Collected data entries
____

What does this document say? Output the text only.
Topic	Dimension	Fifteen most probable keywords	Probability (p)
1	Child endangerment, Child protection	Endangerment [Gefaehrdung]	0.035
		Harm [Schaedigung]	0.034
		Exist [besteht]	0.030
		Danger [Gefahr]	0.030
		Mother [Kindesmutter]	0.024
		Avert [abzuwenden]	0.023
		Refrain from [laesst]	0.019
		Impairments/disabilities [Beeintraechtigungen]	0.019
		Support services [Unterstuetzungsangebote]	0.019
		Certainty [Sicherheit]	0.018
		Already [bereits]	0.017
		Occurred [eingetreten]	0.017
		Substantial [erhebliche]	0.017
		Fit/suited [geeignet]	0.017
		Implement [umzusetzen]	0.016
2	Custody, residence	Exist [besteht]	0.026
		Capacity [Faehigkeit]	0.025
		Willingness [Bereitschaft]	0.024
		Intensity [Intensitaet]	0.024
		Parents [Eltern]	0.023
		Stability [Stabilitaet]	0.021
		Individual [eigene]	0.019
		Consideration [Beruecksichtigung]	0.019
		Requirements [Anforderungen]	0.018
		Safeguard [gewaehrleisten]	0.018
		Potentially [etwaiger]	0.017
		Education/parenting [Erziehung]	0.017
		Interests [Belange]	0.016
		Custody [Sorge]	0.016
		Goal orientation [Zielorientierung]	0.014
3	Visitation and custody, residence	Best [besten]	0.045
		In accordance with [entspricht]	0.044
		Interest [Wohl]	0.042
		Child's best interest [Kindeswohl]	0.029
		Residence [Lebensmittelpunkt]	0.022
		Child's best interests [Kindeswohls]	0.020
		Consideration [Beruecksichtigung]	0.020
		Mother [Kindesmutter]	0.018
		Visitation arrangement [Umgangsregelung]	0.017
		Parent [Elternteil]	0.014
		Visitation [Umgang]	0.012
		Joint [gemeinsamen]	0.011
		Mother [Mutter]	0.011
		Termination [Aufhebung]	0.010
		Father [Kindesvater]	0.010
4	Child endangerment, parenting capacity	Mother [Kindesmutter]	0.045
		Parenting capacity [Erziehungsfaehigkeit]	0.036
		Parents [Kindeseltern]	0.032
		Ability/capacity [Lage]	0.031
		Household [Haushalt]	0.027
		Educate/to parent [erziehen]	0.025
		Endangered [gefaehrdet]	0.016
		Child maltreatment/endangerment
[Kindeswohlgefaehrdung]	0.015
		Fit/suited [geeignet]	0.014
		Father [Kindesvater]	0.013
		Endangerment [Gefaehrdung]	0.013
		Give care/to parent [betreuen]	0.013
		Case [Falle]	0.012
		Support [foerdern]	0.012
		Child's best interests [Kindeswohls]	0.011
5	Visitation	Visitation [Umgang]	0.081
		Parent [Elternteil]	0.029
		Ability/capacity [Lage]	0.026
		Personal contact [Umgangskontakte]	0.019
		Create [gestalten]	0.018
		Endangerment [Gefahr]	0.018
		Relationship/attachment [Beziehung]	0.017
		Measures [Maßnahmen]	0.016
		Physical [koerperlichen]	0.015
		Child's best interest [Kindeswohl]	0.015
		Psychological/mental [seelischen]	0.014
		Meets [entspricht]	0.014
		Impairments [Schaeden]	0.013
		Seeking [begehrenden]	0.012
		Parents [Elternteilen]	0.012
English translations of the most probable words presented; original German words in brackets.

____

What to do: Find each line that has the word "suited", then copy it out.

Output:
		Fit/suited [geeignet]	0.017
		Fit/suited [geeignet]	0.014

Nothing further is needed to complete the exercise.